**Task inputs:**
----

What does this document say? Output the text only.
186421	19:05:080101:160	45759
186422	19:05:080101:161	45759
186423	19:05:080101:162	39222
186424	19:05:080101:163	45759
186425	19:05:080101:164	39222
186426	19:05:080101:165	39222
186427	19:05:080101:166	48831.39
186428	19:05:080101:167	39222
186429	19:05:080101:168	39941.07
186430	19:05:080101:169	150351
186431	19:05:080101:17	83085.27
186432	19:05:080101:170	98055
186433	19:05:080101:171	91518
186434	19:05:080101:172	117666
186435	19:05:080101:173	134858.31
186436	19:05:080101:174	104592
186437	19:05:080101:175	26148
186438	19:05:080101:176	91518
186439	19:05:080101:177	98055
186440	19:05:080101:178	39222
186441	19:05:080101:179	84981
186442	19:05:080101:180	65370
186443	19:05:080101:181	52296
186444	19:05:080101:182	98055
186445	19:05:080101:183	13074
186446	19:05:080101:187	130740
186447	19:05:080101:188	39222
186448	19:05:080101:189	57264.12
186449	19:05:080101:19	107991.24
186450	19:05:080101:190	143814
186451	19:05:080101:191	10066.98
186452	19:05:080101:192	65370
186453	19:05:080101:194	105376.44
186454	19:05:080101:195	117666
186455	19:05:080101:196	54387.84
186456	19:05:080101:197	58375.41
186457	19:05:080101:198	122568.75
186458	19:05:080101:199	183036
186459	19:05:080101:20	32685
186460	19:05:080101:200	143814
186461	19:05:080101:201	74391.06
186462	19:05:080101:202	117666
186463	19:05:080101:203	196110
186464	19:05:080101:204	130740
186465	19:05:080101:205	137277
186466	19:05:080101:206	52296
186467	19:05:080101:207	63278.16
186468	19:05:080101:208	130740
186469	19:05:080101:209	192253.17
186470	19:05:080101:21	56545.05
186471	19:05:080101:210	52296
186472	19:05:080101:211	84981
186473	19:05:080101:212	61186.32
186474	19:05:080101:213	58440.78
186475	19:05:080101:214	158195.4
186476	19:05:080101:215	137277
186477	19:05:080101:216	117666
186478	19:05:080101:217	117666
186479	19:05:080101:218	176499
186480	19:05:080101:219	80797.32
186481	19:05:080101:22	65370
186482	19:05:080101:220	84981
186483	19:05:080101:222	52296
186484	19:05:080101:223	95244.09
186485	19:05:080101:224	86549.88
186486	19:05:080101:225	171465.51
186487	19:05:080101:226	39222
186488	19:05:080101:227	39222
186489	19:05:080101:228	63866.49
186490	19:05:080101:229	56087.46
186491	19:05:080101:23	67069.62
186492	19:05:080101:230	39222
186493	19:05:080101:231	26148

----

**Job:** Quote the material exactly, leaving nothing out.

**Exercise response:**
What does this document say? Output the text only.
186421	19:05:080101:160	45759
186422	19:05:080101:161	45759
186423	19:05:080101:162	39222
186424	19:05:080101:163	45759
186425	19:05:080101:164	39222
186426	19:05:080101:165	39222
186427	19:05:080101:166	48831.39
186428	19:05:080101:167	39222
186429	19:05:080101:168	39941.07
186430	19:05:080101:169	150351
186431	19:05:080101:17	83085.27
186432	19:05:080101:170	98055
186433	19:05:080101:171	91518
186434	19:05:080101:172	117666
186435	19:05:080101:173	134858.31
186436	19:05:080101:174	104592
186437	19:05:080101:175	26148
186438	19:05:080101:176	91518
186439	19:05:080101:177	98055
186440	19:05:080101:178	39222
186441	19:05:080101:179	84981
186442	19:05:080101:180	65370
186443	19:05:080101:181	52296
186444	19:05:080101:182	98055
186445	19:05:080101:183	13074
186446	19:05:080101:187	130740
186447	19:05:080101:188	39222
186448	19:05:080101:189	57264.12
186449	19:05:080101:19	107991.24
186450	19:05:080101:190	143814
186451	19:05:080101:191	10066.98
186452	19:05:080101:192	65370
186453	19:05:080101:194	105376.44
186454	19:05:080101:195	117666
186455	19:05:080101:196	54387.84
186456	19:05:080101:197	58375.41
186457	19:05:080101:198	122568.75
186458	19:05:080101:199	183036
186459	19:05:080101:20	32685
186460	19:05:080101:200	143814
186461	19:05:080101:201	74391.06
186462	19:05:080101:202	117666
186463	19:05:080101:203	196110
186464	19:05:080101:204	130740
186465	19:05:080101:205	137277
186466	19:05:080101:206	52296
186467	19:05:080101:207	63278.16
186468	19:05:080101:208	130740
186469	19:05:080101:209	192253.17
186470	19:05:080101:21	56545.05
186471	19:05:080101:210	52296
186472	19:05:080101:211	84981
186473	19:05:080101:212	61186.32
186474	19:05:080101:213	58440.78
186475	19:05:080101:214	158195.4
186476	19:05:080101:215	137277
186477	19:05:080101:216	117666
186478	19:05:080101:217	117666
186479	19:05:080101:218	176499
186480	19:05:080101:219	80797.32
186481	19:05:080101:22	65370
186482	19:05:080101:220	84981
186483	19:05:080101:222	52296
186484	19:05:080101:223	95244.09
186485	19:05:080101:224	86549.88
186486	19:05:080101:225	171465.51
186487	19:05:080101:226	39222
186488	19:05:080101:227	39222
186489	19:05:080101:228	63866.49
186490	19:05:080101:229	56087.46
186491	19:05:080101:23	67069.62
186492	19:05:080101:230	39222
186493	19:05:080101:231	26148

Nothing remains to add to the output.